§ Source records
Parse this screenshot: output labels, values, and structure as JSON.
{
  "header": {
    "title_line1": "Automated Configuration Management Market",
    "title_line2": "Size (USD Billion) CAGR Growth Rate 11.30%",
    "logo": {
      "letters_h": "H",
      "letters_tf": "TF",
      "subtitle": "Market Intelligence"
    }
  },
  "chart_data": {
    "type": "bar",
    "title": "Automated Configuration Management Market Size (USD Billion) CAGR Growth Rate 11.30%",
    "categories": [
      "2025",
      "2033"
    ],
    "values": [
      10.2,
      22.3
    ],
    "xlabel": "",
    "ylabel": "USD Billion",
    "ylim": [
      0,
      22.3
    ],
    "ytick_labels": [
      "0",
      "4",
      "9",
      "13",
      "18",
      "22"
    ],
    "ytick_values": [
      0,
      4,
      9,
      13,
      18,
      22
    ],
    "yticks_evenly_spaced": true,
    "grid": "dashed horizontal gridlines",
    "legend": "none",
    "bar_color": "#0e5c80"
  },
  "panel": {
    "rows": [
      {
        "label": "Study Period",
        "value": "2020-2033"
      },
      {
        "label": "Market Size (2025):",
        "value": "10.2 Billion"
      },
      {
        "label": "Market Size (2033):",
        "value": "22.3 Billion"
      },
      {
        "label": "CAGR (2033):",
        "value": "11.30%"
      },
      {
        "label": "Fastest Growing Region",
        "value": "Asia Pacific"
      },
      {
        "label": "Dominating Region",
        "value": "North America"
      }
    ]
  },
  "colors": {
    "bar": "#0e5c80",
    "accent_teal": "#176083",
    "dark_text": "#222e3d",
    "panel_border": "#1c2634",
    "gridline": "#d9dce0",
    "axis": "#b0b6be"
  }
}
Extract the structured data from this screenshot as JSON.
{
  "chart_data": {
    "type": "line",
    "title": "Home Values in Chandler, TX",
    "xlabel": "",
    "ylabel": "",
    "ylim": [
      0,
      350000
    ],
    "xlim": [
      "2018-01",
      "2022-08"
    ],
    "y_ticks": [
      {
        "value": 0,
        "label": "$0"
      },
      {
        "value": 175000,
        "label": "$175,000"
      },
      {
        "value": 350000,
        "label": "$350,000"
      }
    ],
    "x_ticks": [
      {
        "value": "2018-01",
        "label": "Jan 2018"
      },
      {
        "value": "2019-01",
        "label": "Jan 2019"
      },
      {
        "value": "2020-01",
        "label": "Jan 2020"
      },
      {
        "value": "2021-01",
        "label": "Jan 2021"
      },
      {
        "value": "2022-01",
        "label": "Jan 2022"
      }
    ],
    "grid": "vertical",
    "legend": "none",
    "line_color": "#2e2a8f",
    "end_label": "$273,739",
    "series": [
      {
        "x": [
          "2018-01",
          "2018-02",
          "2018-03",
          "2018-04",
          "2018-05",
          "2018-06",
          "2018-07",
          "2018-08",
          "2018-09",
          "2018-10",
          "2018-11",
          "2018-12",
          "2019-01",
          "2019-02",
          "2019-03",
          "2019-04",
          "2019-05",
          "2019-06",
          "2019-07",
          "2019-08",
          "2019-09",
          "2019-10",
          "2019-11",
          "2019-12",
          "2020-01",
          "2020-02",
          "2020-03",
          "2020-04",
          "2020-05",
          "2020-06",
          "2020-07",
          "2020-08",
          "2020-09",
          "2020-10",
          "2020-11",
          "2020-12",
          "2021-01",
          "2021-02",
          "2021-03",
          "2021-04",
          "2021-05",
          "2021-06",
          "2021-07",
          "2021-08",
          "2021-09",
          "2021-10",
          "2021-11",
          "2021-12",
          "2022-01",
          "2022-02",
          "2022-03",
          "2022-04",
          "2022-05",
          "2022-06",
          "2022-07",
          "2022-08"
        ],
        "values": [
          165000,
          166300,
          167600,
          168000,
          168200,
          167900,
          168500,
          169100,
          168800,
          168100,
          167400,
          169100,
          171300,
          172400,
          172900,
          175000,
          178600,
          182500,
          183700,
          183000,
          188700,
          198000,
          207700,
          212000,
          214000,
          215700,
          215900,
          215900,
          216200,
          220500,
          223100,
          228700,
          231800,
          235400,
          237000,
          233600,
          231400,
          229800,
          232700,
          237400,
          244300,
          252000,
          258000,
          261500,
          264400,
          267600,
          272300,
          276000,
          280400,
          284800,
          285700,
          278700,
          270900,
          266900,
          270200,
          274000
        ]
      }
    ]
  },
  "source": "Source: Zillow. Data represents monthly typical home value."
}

§ What is required
Recite the full listing above exactly.

§ Solution for this task
Parse this screenshot: output labels, values, and structure as JSON.
{
  "header": {
    "title_line1": "Automated Configuration Management Market",
    "title_line2": "Size (USD Billion) CAGR Growth Rate 11.30%",
    "logo": {
      "letters_h": "H",
      "letters_tf": "TF",
      "subtitle": "Market Intelligence"
    }
  },
  "chart_data": {
    "type": "bar",
    "title": "Automated Configuration Management Market Size (USD Billion) CAGR Growth Rate 11.30%",
    "categories": [
      "2025",
      "2033"
    ],
    "values": [
      10.2,
      22.3
    ],
    "xlabel": "",
    "ylabel": "USD Billion",
    "ylim": [
      0,
      22.3
    ],
    "ytick_labels": [
      "0",
      "4",
      "9",
      "13",
      "18",
      "22"
    ],
    "ytick_values": [
      0,
      4,
      9,
      13,
      18,
      22
    ],
    "yticks_evenly_spaced": true,
    "grid": "dashed horizontal gridlines",
    "legend": "none",
    "bar_color": "#0e5c80"
  },
  "panel": {
    "rows": [
      {
        "label": "Study Period",
        "value": "2020-2033"
      },
      {
        "label": "Market Size (2025):",
        "value": "10.2 Billion"
      },
      {
        "label": "Market Size (2033):",
        "value": "22.3 Billion"
      },
      {
        "label": "CAGR (2033):",
        "value": "11.30%"
      },
      {
        "label": "Fastest Growing Region",
        "value": "Asia Pacific"
      },
      {
        "label": "Dominating Region",
        "value": "North America"
      }
    ]
  },
  "colors": {
    "bar": "#0e5c80",
    "accent_teal": "#176083",
    "dark_text": "#222e3d",
    "panel_border": "#1c2634",
    "gridline": "#d9dce0",
    "axis": "#b0b6be"
  }
}
Extract the structured data from this screenshot as JSON.
{
  "chart_data": {
    "type": "line",
    "title": "Home Values in Chandler, TX",
    "xlabel": "",
    "ylabel": "",
    "ylim": [
      0,
      350000
    ],
    "xlim": [
      "2018-01",
      "2022-08"
    ],
    "y_ticks": [
      {
        "value": 0,
        "label": "$0"
      },
      {
        "value": 175000,
        "label": "$175,000"
      },
      {
        "value": 350000,
        "label": "$350,000"
      }
    ],
    "x_ticks": [
      {
        "value": "2018-01",
        "label": "Jan 2018"
      },
      {
        "value": "2019-01",
        "label": "Jan 2019"
      },
      {
        "value": "2020-01",
        "label": "Jan 2020"
      },
      {
        "value": "2021-01",
        "label": "Jan 2021"
      },
      {
        "value": "2022-01",
        "label": "Jan 2022"
      }
    ],
    "grid": "vertical",
    "legend": "none",
    "line_color": "#2e2a8f",
    "end_label": "$273,739",
    "series": [
      {
        "x": [
          "2018-01",
          "2018-02",
          "2018-03",
          "2018-04",
          "2018-05",
          "2018-06",
          "2018-07",
          "2018-08",
          "2018-09",
          "2018-10",
          "2018-11",
          "2018-12",
          "2019-01",
          "2019-02",
          "2019-03",
          "2019-04",
          "2019-05",
          "2019-06",
          "2019-07",
          "2019-08",
          "2019-09",
          "2019-10",
          "2019-11",
          "2019-12",
          "2020-01",
          "2020-02",
          "2020-03",
          "2020-04",
          "2020-05",
          "2020-06",
          "2020-07",
          "2020-08",
          "2020-09",
          "2020-10",
          "2020-11",
          "2020-12",
          "2021-01",
          "2021-02",
          "2021-03",
          "2021-04",
          "2021-05",
          "2021-06",
          "2021-07",
          "2021-08",
          "2021-09",
          "2021-10",
          "2021-11",
          "2021-12",
          "2022-01",
          "2022-02",
          "2022-03",
          "2022-04",
          "2022-05",
          "2022-06",
          "2022-07",
          "2022-08"
        ],
        "values": [
          165000,
          166300,
          167600,
          168000,
          168200,
          167900,
          168500,
          169100,
          168800,
          168100,
          167400,
          169100,
          171300,
          172400,
          172900,
          175000,
          178600,
          182500,
          183700,
          183000,
          188700,
          198000,
          207700,
          212000,
          214000,
          215700,
          215900,
          215900,
          216200,
          220500,
          223100,
          228700,
          231800,
          235400,
          237000,
          233600,
          231400,
          229800,
          232700,
          237400,
          244300,
          252000,
          258000,
          261500,
          264400,
          267600,
          272300,
          276000,
          280400,
          284800,
          285700,
          278700,
          270900,
          266900,
          270200,
          274000
        ]
      }
    ]
  },
  "source": "Source: Zillow. Data represents monthly typical home value."
}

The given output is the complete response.